## Begin Records for the exercise

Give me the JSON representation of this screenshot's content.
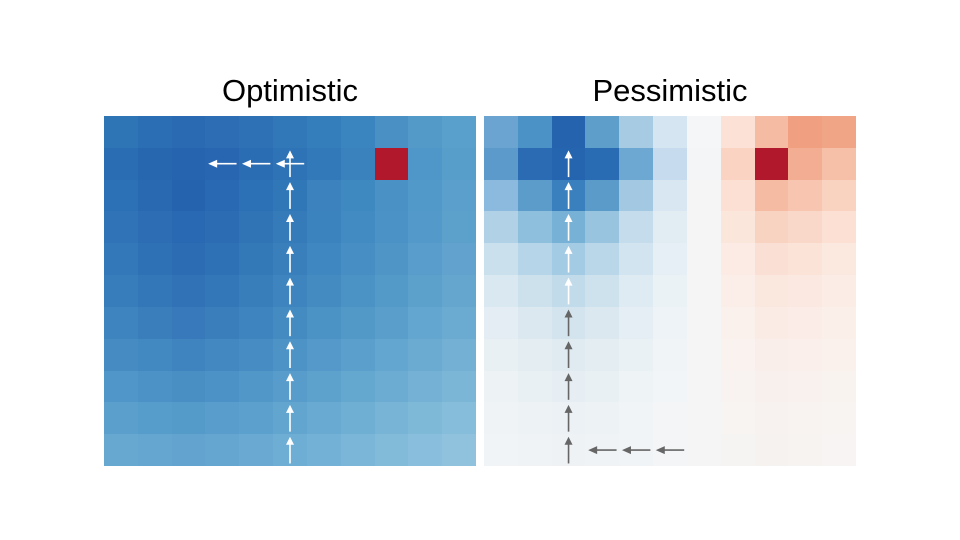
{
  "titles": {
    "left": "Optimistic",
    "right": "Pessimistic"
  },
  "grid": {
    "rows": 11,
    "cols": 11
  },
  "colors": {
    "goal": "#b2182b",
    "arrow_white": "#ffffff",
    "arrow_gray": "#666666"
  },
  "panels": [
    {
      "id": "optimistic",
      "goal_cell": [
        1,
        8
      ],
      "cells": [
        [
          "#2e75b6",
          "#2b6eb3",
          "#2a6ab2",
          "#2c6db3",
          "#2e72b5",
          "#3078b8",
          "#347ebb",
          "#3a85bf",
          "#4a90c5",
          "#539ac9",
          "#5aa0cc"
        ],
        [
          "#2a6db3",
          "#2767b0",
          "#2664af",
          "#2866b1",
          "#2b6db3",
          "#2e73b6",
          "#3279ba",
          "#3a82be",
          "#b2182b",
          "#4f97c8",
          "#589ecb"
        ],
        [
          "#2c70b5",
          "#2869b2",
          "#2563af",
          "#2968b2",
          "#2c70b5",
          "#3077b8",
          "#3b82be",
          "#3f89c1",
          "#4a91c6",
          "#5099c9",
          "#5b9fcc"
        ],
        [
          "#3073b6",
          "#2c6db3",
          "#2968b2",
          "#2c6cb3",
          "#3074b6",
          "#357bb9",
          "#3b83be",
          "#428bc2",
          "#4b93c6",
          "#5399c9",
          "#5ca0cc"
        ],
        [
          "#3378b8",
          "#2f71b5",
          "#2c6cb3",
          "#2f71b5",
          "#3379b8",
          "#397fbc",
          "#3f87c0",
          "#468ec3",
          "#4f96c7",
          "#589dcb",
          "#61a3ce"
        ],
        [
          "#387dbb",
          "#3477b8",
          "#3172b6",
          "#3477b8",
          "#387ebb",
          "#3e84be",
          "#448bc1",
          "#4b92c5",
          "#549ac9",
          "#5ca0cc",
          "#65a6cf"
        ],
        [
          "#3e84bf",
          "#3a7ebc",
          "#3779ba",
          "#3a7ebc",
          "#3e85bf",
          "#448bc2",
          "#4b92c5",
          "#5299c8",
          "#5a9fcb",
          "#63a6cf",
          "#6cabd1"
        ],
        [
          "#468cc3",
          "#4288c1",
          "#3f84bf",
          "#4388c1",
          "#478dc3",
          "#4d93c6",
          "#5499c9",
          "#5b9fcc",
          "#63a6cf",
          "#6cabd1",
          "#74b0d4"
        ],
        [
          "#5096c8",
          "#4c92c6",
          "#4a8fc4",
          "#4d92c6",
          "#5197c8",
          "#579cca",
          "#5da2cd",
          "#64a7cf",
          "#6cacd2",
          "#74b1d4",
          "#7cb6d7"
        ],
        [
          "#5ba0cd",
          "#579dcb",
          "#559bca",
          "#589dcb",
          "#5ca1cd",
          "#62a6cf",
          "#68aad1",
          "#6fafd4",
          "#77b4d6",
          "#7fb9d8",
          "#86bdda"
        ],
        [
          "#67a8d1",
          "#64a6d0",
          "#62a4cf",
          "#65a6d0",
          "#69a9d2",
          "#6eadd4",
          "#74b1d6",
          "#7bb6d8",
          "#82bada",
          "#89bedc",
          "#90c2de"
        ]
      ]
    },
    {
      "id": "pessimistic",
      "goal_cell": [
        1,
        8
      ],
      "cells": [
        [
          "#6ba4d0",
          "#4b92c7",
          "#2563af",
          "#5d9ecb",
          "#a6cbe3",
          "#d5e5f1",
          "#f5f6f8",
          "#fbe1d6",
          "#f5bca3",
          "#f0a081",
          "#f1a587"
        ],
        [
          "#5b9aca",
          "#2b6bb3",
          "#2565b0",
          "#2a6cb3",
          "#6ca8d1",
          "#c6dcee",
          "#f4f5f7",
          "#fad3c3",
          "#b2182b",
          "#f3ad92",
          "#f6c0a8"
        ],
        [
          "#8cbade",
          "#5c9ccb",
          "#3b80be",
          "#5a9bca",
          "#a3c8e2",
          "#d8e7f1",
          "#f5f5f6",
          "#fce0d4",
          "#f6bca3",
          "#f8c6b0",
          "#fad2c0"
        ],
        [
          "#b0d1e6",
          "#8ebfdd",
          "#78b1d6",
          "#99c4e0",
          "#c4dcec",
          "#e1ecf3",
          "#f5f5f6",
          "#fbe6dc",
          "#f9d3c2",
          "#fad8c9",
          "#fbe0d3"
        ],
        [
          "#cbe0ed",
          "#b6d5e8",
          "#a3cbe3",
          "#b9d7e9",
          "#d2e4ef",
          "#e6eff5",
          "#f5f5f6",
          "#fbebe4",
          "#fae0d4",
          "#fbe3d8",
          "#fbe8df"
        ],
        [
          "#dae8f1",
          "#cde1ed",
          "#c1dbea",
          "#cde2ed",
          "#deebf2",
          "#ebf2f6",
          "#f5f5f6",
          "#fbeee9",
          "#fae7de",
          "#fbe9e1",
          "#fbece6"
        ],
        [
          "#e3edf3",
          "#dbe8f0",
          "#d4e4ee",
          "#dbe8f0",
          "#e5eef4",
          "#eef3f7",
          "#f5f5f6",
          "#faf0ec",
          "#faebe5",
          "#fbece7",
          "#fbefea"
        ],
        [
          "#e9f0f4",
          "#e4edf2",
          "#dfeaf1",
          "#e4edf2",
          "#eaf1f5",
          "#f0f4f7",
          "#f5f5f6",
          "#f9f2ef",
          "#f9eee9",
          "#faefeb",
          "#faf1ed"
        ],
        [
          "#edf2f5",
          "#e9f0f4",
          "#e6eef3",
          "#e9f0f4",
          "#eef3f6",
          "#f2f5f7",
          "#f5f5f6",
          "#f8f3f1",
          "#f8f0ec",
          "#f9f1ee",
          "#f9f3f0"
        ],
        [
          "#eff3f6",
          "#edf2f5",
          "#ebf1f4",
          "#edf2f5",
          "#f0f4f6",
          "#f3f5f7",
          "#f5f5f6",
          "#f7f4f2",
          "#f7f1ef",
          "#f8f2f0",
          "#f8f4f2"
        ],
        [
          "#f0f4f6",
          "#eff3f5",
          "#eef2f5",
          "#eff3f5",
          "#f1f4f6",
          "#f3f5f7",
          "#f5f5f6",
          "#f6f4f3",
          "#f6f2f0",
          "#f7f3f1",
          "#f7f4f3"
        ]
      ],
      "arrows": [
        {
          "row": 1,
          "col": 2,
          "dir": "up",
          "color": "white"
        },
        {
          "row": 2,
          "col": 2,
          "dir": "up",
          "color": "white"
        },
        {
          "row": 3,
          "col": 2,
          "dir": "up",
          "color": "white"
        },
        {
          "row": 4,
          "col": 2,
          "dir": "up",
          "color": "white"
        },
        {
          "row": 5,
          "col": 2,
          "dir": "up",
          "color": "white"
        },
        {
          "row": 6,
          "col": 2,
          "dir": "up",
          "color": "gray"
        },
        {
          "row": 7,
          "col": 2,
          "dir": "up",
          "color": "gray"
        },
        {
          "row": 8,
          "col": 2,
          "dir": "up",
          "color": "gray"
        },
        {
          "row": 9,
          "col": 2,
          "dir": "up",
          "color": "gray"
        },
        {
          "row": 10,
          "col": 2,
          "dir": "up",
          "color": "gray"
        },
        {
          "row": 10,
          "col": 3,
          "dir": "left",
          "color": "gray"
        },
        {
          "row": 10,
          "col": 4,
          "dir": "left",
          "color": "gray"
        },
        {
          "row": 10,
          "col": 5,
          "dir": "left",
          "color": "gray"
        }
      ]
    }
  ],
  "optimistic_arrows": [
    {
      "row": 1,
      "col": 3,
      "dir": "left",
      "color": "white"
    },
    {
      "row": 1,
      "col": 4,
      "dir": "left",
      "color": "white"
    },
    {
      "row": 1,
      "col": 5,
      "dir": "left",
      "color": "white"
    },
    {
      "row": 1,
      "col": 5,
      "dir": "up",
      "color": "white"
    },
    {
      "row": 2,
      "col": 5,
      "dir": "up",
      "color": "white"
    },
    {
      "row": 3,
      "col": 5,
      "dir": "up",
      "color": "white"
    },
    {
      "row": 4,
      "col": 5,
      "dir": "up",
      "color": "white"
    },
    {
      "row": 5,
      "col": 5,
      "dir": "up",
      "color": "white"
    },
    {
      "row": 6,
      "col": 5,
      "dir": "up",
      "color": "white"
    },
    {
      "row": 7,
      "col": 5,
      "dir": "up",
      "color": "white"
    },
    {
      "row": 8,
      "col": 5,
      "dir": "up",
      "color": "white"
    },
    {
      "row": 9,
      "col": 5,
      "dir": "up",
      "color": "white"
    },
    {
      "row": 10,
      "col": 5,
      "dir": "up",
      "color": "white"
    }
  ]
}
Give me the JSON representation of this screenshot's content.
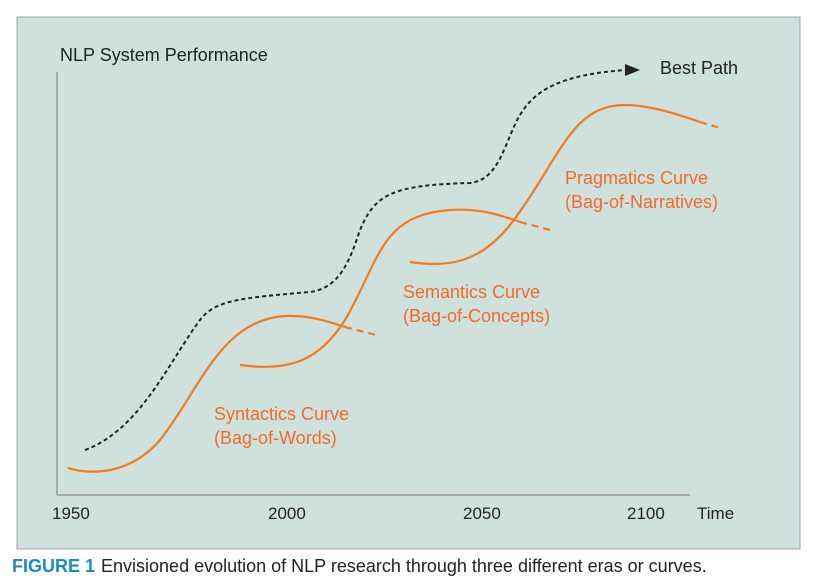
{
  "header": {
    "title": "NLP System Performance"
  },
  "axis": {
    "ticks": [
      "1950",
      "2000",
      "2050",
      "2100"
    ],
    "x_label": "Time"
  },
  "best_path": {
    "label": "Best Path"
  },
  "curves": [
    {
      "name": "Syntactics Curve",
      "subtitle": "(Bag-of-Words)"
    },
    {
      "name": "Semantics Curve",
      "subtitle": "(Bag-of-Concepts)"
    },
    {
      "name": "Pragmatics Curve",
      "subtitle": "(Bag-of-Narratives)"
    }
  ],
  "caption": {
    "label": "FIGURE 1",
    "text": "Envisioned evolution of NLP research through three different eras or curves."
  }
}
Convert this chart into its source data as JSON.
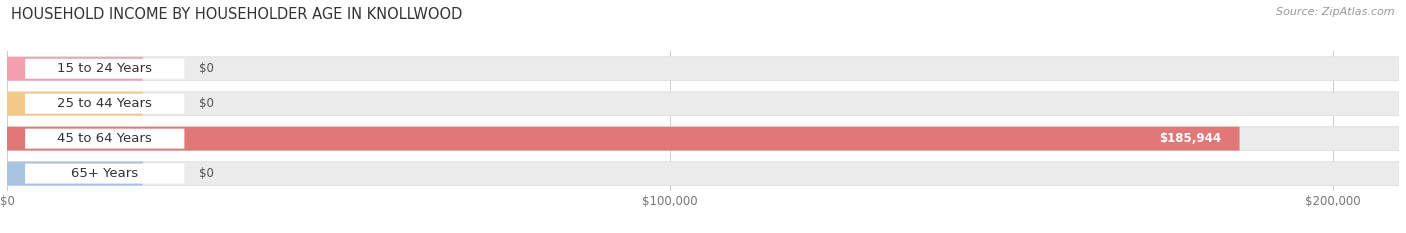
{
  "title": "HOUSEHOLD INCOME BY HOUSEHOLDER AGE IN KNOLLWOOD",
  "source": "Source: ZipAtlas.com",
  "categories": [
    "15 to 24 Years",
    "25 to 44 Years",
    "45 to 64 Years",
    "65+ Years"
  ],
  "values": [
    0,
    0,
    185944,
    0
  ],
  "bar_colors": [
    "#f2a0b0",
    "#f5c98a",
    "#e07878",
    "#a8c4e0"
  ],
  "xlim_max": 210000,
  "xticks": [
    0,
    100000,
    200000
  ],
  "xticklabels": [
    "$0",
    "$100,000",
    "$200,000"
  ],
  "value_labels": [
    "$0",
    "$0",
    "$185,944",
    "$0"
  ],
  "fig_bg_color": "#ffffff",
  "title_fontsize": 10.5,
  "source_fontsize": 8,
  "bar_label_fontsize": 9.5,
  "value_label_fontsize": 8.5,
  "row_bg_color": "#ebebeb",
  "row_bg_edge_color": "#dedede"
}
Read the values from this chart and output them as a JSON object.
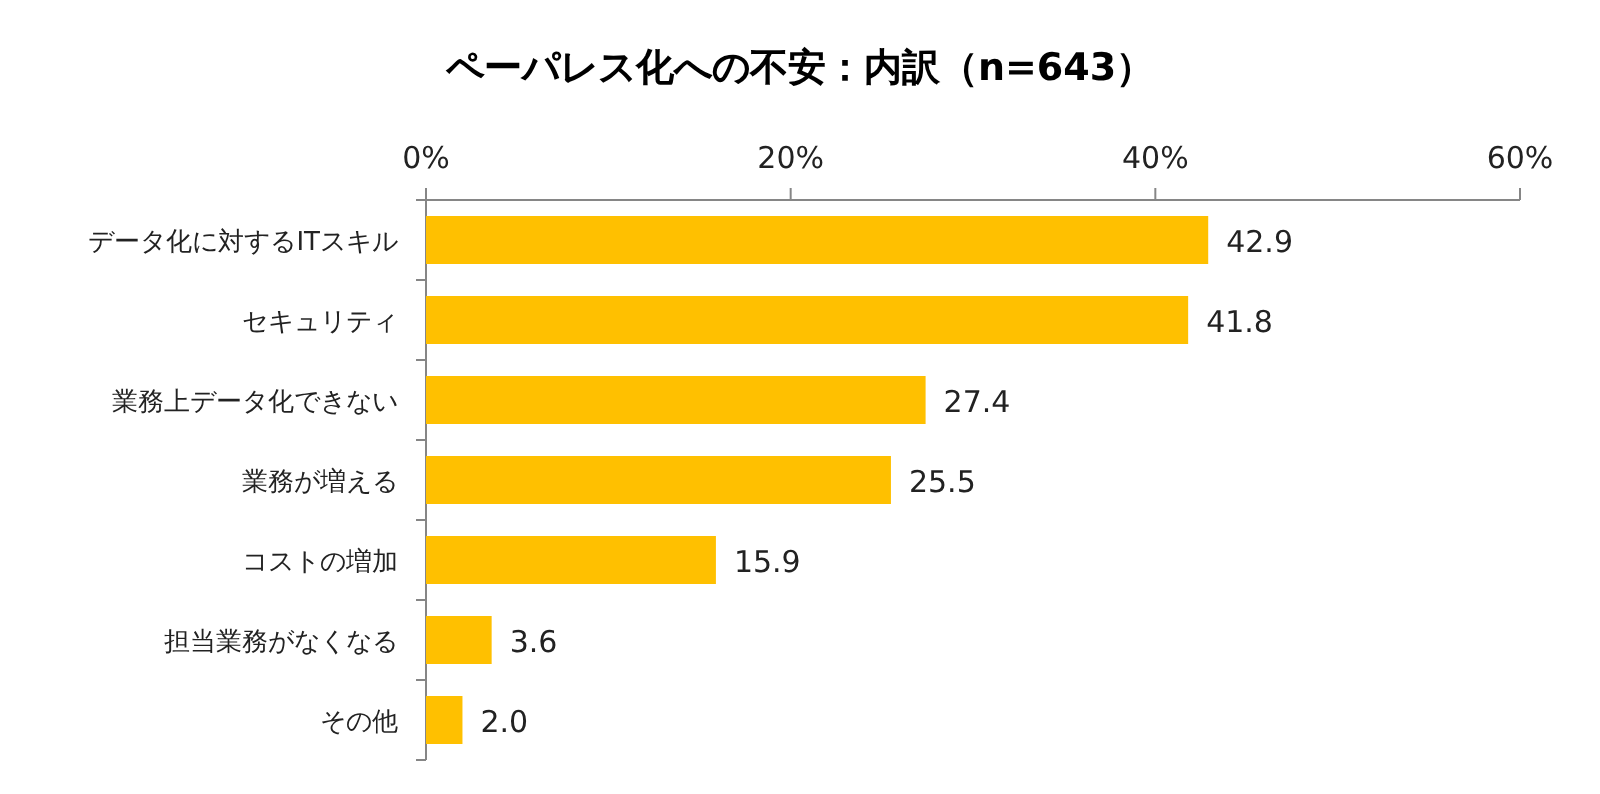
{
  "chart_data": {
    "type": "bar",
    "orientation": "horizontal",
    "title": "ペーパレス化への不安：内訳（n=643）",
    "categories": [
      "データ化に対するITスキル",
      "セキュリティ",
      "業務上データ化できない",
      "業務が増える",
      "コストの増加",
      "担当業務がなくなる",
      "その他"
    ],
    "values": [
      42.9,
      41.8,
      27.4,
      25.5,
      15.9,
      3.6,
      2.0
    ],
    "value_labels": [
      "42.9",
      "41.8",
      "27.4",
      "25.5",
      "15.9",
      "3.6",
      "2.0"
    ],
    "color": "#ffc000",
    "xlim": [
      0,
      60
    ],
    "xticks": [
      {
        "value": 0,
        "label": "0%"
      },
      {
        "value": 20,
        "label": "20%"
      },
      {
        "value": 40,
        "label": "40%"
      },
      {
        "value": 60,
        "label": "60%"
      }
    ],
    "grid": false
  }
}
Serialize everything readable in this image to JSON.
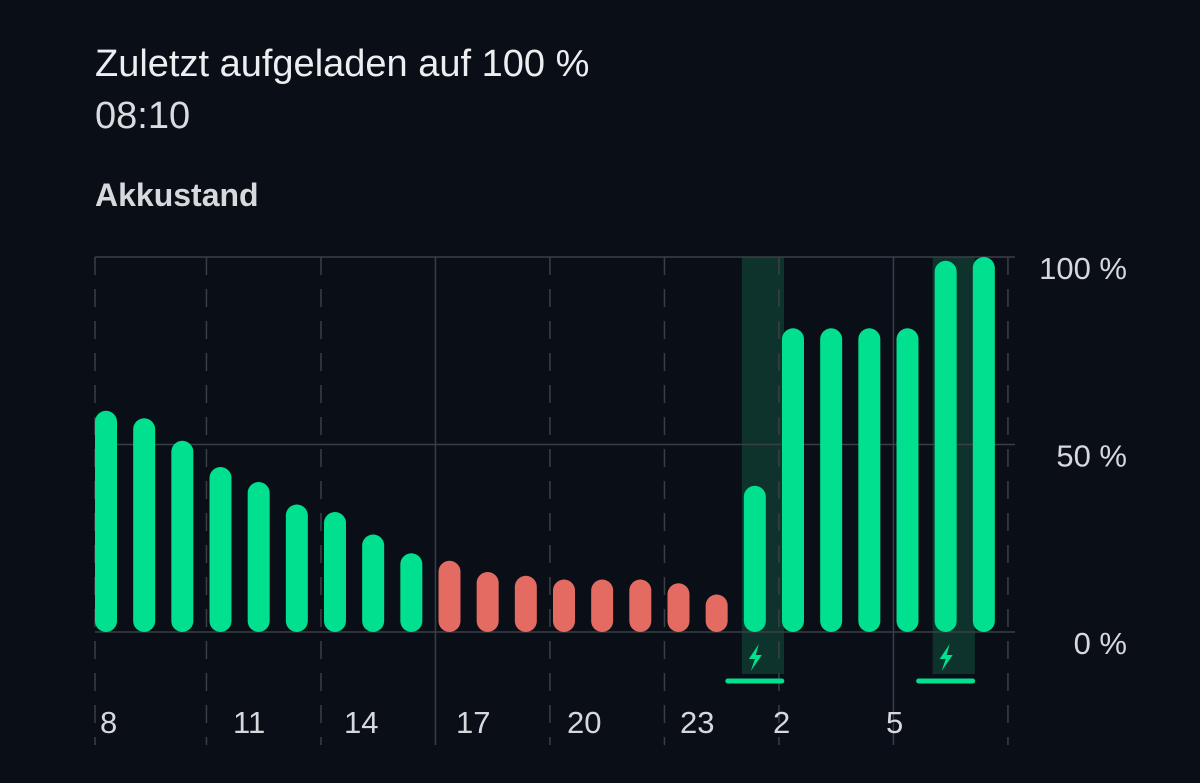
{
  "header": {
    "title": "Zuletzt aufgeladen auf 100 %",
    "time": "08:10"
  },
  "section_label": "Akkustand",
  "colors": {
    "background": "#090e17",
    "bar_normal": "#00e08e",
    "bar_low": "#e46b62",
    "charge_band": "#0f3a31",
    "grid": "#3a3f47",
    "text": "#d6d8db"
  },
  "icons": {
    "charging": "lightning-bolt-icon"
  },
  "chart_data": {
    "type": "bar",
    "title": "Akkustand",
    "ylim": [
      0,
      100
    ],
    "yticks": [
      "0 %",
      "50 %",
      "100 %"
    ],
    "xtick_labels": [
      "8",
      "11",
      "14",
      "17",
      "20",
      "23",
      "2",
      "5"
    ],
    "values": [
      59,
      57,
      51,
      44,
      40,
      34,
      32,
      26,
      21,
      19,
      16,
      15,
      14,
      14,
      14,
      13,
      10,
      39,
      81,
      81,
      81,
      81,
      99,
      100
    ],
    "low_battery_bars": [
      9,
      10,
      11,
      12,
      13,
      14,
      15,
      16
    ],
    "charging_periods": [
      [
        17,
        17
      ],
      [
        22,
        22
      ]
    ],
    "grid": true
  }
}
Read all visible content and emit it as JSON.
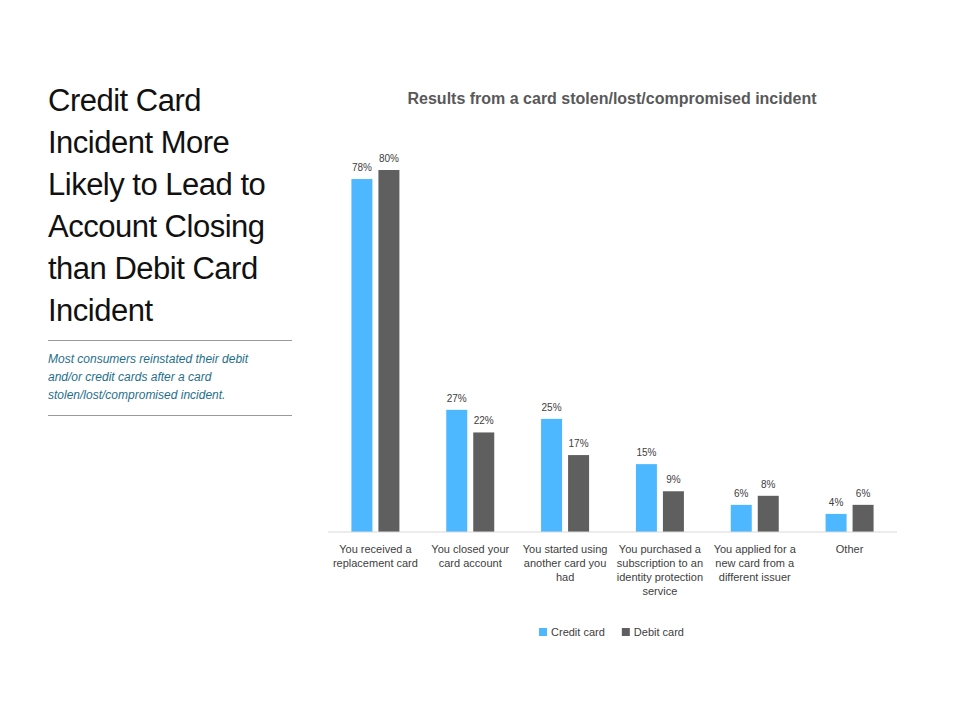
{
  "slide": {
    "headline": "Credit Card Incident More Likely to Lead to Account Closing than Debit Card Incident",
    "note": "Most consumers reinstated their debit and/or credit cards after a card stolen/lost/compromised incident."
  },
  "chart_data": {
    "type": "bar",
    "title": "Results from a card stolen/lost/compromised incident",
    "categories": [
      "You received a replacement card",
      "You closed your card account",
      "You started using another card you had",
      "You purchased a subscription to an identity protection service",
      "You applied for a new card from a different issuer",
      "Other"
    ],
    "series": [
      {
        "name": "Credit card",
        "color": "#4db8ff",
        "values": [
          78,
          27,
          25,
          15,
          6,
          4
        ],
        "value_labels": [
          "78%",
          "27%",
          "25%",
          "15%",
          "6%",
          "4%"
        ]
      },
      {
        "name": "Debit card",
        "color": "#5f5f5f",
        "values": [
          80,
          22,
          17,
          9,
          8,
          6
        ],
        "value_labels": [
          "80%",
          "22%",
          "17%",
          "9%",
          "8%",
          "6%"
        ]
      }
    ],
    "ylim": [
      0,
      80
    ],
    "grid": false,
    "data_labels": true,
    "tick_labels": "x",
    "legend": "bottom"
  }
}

## End Records for the exercise

_Exercise objective_
Every line containing the string "subtitle" must be listed.

_Task result_
      "subtitle": "(Bag-of-Words)"
      "subtitle": "(Bag-of-Concepts)"
      "subtitle": "(Bag-of-Narratives)"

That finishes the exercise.